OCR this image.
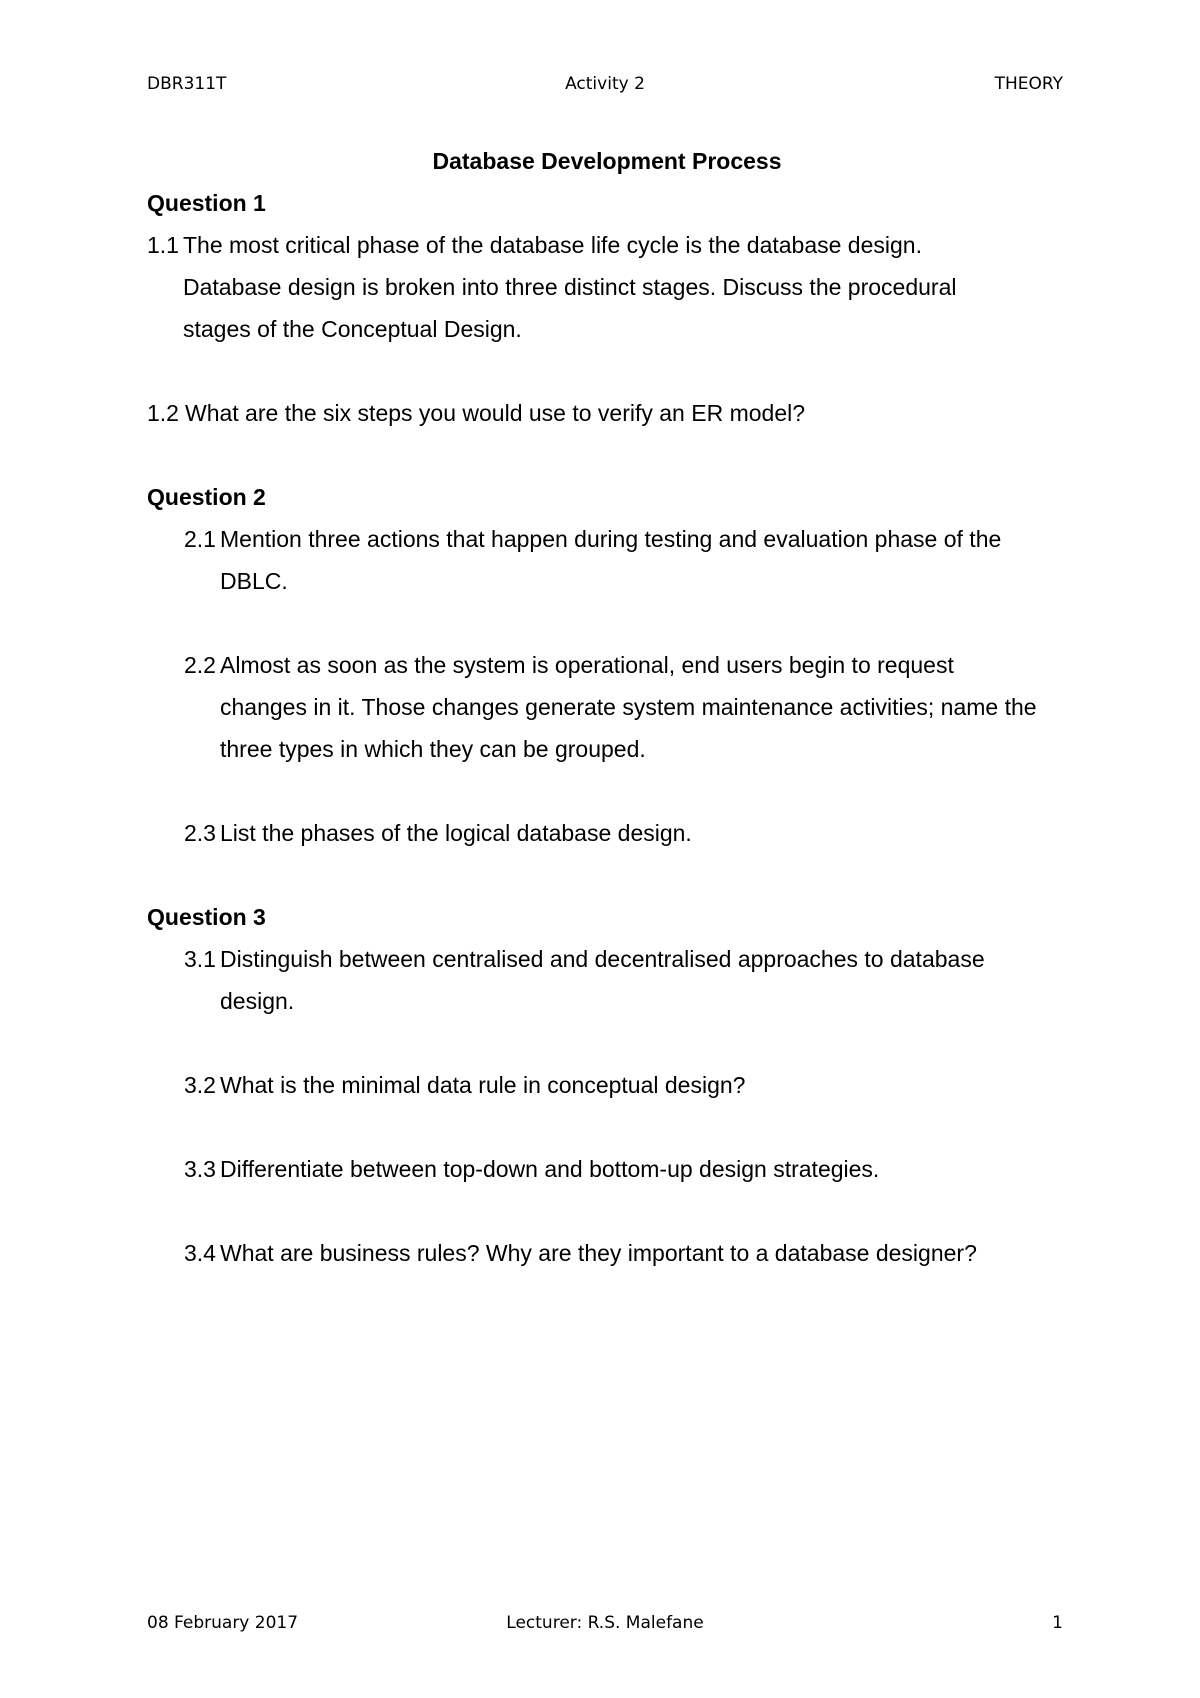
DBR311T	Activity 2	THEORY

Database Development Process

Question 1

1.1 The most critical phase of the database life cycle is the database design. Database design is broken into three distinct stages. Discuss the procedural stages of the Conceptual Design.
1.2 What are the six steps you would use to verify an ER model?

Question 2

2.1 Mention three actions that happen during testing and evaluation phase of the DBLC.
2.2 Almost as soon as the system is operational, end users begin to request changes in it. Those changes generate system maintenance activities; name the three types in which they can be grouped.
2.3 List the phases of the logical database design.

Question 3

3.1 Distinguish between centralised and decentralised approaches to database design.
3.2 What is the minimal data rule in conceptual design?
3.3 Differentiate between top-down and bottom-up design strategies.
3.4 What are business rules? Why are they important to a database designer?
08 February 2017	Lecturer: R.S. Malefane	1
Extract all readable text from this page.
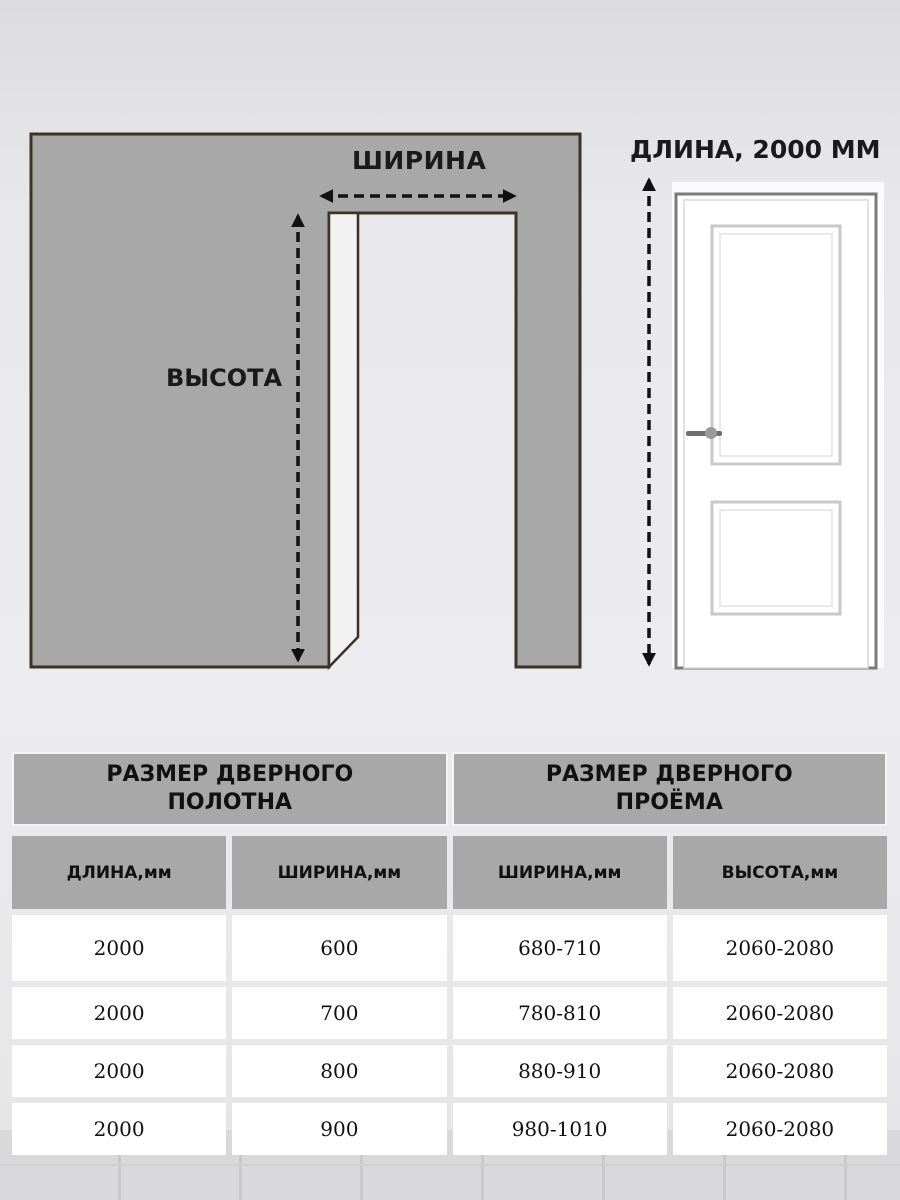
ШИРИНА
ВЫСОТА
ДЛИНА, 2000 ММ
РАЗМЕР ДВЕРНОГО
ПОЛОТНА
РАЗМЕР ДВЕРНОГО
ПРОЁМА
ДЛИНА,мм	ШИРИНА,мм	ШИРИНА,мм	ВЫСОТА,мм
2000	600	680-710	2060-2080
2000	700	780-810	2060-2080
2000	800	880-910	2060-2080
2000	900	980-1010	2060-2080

> _Exercise_: Copy every line in the entries above that has the string "ВЫСОТА" in it.

> _Solution to the problem_:
ВЫСОТА
ДЛИНА,мм	ШИРИНА,мм	ШИРИНА,мм	ВЫСОТА,мм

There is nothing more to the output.